◆ **EXERCISE DIRECTIONS**: Return, word for word, every line that follows.

(Figure data in JSON)
____
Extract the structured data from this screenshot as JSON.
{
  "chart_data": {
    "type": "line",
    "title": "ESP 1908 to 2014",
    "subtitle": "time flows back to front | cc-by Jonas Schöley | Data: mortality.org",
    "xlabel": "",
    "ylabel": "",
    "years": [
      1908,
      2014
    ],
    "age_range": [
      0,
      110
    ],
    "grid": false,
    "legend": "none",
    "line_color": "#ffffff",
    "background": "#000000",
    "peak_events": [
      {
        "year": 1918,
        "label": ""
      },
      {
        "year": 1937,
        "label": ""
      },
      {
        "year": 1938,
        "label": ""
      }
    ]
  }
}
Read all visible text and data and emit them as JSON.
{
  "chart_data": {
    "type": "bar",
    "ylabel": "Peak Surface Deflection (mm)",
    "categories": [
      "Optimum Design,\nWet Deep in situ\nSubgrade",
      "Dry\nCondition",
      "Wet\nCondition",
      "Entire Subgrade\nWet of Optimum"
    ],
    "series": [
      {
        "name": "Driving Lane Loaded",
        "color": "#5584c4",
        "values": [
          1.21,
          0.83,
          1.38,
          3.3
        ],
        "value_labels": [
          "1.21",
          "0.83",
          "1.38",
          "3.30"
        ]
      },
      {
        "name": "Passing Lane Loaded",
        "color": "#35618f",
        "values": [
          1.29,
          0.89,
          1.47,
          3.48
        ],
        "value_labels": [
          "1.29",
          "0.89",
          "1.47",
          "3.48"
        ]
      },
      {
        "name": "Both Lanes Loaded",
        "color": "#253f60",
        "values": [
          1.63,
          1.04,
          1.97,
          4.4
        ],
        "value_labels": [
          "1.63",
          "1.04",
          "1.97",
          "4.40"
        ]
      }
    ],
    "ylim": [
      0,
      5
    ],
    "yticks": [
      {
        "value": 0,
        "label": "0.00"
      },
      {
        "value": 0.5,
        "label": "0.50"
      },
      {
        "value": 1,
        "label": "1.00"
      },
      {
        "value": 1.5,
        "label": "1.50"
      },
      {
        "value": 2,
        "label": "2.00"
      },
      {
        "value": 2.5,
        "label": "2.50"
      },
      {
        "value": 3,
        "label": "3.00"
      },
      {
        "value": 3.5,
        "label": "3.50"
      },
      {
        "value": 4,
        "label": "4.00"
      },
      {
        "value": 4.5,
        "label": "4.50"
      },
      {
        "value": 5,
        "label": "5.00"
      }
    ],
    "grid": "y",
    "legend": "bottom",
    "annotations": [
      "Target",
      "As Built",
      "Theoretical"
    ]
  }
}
____
◆ **EXERCISE OUTPUT**:
Extract the structured data from this screenshot as JSON.
{
  "chart_data": {
    "type": "line",
    "title": "ESP 1908 to 2014",
    "subtitle": "time flows back to front | cc-by Jonas Schöley | Data: mortality.org",
    "xlabel": "",
    "ylabel": "",
    "years": [
      1908,
      2014
    ],
    "age_range": [
      0,
      110
    ],
    "grid": false,
    "legend": "none",
    "line_color": "#ffffff",
    "background": "#000000",
    "peak_events": [
      {
        "year": 1918,
        "label": ""
      },
      {
        "year": 1937,
        "label": ""
      },
      {
        "year": 1938,
        "label": ""
      }
    ]
  }
}
Read all visible text and data and emit them as JSON.
{
  "chart_data": {
    "type": "bar",
    "ylabel": "Peak Surface Deflection (mm)",
    "categories": [
      "Optimum Design,\nWet Deep in situ\nSubgrade",
      "Dry\nCondition",
      "Wet\nCondition",
      "Entire Subgrade\nWet of Optimum"
    ],
    "series": [
      {
        "name": "Driving Lane Loaded",
        "color": "#5584c4",
        "values": [
          1.21,
          0.83,
          1.38,
          3.3
        ],
        "value_labels": [
          "1.21",
          "0.83",
          "1.38",
          "3.30"
        ]
      },
      {
        "name": "Passing Lane Loaded",
        "color": "#35618f",
        "values": [
          1.29,
          0.89,
          1.47,
          3.48
        ],
        "value_labels": [
          "1.29",
          "0.89",
          "1.47",
          "3.48"
        ]
      },
      {
        "name": "Both Lanes Loaded",
        "color": "#253f60",
        "values": [
          1.63,
          1.04,
          1.97,
          4.4
        ],
        "value_labels": [
          "1.63",
          "1.04",
          "1.97",
          "4.40"
        ]
      }
    ],
    "ylim": [
      0,
      5
    ],
    "yticks": [
      {
        "value": 0,
        "label": "0.00"
      },
      {
        "value": 0.5,
        "label": "0.50"
      },
      {
        "value": 1,
        "label": "1.00"
      },
      {
        "value": 1.5,
        "label": "1.50"
      },
      {
        "value": 2,
        "label": "2.00"
      },
      {
        "value": 2.5,
        "label": "2.50"
      },
      {
        "value": 3,
        "label": "3.00"
      },
      {
        "value": 3.5,
        "label": "3.50"
      },
      {
        "value": 4,
        "label": "4.00"
      },
      {
        "value": 4.5,
        "label": "4.50"
      },
      {
        "value": 5,
        "label": "5.00"
      }
    ],
    "grid": "y",
    "legend": "bottom",
    "annotations": [
      "Target",
      "As Built",
      "Theoretical"
    ]
  }
}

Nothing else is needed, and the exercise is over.